WHAT THE TASK REQUIRES:
Identify the lines that contain the string "PrGr", then copy each of them.

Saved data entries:

▼

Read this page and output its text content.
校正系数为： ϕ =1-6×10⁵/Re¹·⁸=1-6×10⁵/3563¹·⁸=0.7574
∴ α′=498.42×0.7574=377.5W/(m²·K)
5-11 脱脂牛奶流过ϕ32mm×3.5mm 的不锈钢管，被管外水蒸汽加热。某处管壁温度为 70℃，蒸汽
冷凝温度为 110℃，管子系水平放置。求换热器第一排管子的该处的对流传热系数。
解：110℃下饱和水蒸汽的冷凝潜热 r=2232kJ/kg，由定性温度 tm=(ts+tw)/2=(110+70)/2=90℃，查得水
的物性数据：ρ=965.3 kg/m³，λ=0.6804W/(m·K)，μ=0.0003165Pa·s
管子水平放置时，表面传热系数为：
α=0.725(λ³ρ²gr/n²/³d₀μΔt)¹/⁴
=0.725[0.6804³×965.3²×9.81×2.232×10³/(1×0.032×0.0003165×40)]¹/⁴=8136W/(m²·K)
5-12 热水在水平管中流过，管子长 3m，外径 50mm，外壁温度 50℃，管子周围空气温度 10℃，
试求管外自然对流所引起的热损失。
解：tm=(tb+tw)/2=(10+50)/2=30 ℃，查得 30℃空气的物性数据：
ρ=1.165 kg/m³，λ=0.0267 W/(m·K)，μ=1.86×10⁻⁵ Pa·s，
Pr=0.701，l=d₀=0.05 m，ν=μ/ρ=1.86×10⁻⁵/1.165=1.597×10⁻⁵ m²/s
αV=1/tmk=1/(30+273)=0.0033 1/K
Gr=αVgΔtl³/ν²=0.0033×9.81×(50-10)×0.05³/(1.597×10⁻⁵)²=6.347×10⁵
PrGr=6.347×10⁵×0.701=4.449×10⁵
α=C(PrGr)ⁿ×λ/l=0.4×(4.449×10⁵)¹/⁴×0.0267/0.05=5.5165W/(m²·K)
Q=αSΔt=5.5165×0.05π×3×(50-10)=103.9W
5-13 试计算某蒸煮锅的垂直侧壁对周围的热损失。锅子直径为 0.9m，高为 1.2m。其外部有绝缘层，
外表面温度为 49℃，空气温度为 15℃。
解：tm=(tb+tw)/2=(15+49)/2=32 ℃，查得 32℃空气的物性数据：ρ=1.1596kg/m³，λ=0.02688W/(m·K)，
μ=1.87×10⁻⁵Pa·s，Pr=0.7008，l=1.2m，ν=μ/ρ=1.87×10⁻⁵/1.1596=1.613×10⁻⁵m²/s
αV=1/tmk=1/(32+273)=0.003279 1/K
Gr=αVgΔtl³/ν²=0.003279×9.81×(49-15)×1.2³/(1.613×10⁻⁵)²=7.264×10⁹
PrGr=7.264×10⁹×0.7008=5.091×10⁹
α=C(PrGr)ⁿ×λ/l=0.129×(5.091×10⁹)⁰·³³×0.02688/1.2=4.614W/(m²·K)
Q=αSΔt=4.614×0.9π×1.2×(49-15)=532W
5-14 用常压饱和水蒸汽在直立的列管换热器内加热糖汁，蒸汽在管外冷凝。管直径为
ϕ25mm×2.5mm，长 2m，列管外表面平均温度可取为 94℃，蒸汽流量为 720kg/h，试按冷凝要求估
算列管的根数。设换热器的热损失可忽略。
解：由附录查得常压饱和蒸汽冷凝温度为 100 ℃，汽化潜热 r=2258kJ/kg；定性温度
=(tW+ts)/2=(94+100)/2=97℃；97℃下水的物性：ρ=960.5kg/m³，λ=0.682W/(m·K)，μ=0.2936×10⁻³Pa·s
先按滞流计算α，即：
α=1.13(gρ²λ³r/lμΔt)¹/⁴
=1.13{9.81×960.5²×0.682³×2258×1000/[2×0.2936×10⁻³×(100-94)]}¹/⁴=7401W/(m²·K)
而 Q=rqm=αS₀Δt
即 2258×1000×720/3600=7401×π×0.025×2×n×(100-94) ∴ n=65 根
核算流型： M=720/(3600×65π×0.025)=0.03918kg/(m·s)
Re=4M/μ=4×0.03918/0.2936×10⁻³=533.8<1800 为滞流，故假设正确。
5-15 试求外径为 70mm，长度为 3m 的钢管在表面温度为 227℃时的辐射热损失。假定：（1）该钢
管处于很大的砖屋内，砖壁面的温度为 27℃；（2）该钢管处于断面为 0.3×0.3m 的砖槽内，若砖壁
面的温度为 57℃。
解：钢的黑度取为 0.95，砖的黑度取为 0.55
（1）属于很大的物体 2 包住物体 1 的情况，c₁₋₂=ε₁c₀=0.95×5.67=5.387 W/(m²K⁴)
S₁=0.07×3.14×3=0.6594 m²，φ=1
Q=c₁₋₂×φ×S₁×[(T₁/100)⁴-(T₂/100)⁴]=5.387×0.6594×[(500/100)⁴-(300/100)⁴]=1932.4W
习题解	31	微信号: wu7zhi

▲

FINAL RESULT:
PrGr=6.347×10⁵×0.701=4.449×10⁵
α=C(PrGr)ⁿ×λ/l=0.4×(4.449×10⁵)¹/⁴×0.0267/0.05=5.5165W/(m²·K)
PrGr=7.264×10⁹×0.7008=5.091×10⁹
α=C(PrGr)ⁿ×λ/l=0.129×(5.091×10⁹)⁰·³³×0.02688/1.2=4.614W/(m²·K)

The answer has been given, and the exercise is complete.